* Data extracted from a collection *
· · · · ·
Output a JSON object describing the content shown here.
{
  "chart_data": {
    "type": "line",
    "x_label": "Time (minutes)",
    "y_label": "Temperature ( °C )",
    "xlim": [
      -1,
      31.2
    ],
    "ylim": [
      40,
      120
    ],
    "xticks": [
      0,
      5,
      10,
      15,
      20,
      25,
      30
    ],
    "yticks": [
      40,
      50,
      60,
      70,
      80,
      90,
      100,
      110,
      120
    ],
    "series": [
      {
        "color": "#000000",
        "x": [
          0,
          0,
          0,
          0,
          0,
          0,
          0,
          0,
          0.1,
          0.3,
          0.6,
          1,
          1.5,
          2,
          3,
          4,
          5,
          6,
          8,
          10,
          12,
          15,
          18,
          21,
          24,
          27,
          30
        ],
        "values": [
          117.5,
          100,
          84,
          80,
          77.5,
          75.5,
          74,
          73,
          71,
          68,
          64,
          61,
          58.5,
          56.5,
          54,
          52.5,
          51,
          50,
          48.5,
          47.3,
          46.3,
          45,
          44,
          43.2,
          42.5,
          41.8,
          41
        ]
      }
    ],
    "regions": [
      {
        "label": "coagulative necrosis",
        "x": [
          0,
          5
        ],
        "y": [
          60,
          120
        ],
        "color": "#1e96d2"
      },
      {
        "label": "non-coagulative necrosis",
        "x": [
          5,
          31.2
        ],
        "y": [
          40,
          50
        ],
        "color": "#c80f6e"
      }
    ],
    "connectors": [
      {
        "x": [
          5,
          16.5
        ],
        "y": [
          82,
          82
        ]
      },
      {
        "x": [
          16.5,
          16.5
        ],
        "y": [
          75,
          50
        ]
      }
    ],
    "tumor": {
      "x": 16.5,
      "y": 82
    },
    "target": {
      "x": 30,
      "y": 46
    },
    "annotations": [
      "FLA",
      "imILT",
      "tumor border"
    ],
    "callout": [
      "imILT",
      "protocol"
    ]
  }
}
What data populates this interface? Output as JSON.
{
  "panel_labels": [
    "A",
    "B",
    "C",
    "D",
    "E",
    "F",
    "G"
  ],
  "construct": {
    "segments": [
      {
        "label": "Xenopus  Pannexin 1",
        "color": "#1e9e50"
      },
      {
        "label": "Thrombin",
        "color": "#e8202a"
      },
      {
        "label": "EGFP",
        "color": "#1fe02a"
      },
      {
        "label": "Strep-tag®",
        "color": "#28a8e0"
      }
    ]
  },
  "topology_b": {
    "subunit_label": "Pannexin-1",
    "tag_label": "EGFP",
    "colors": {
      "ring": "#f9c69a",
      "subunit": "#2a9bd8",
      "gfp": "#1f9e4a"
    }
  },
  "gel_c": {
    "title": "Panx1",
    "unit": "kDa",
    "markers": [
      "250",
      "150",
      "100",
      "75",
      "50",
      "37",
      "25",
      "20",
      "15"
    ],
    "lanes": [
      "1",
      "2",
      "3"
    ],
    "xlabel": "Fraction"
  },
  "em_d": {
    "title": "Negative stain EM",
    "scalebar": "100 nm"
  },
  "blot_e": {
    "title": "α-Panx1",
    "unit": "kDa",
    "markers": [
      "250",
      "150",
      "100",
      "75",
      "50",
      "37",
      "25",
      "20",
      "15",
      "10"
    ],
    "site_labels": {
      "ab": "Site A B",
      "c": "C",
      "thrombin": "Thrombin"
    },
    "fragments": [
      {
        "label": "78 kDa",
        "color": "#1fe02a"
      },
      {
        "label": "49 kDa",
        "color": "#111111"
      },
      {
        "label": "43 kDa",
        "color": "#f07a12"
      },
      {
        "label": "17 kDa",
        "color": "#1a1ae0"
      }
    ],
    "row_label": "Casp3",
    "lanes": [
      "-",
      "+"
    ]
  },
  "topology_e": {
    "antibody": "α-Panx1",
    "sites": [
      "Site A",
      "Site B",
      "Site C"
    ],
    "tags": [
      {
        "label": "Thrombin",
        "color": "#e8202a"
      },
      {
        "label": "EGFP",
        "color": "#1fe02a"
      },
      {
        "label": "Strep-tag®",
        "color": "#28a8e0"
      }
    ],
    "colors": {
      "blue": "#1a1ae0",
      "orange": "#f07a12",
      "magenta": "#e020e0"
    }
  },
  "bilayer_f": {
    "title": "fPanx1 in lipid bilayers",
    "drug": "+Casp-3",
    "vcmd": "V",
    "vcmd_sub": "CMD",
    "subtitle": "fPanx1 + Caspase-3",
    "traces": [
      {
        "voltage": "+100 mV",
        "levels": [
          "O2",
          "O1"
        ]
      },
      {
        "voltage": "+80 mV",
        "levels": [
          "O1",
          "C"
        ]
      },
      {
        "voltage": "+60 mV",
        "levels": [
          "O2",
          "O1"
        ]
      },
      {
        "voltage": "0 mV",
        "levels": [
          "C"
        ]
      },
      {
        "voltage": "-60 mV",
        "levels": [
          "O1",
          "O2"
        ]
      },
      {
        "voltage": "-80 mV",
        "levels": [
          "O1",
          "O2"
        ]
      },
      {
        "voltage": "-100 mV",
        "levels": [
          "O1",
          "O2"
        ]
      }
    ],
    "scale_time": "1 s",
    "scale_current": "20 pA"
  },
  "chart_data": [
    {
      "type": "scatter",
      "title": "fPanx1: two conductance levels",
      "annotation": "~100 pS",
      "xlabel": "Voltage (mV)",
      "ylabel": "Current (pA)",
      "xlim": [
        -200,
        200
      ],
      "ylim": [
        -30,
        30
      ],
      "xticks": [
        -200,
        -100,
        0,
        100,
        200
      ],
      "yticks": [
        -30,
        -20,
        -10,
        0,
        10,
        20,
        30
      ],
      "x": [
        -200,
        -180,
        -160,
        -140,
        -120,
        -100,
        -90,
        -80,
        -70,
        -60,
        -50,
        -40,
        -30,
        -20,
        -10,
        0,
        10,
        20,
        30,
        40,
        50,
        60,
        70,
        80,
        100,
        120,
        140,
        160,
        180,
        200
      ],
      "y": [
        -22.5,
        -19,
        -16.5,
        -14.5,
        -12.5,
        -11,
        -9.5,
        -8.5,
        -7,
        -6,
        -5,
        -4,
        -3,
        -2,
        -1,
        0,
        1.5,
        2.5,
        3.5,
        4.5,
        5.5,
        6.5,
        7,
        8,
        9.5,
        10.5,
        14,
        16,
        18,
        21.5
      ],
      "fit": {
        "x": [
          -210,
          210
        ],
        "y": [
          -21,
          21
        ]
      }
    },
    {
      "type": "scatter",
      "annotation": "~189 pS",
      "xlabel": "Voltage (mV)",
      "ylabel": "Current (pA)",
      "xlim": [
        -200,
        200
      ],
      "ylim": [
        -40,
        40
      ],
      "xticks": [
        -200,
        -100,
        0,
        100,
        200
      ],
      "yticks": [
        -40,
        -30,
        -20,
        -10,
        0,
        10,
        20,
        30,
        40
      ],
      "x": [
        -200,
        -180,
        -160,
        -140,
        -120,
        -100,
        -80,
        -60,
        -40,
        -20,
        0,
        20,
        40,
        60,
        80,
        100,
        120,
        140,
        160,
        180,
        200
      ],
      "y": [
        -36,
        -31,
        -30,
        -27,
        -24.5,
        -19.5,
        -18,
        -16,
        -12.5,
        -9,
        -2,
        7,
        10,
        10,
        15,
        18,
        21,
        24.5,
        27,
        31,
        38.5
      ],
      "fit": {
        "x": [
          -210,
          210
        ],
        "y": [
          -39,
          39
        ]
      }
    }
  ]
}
· · · · ·
* Task prompt *
Whenever the string "JSON" turns up in a line of the data, copy that line.

* The completed task *
Output a JSON object describing the content shown here.
What data populates this interface? Output as JSON.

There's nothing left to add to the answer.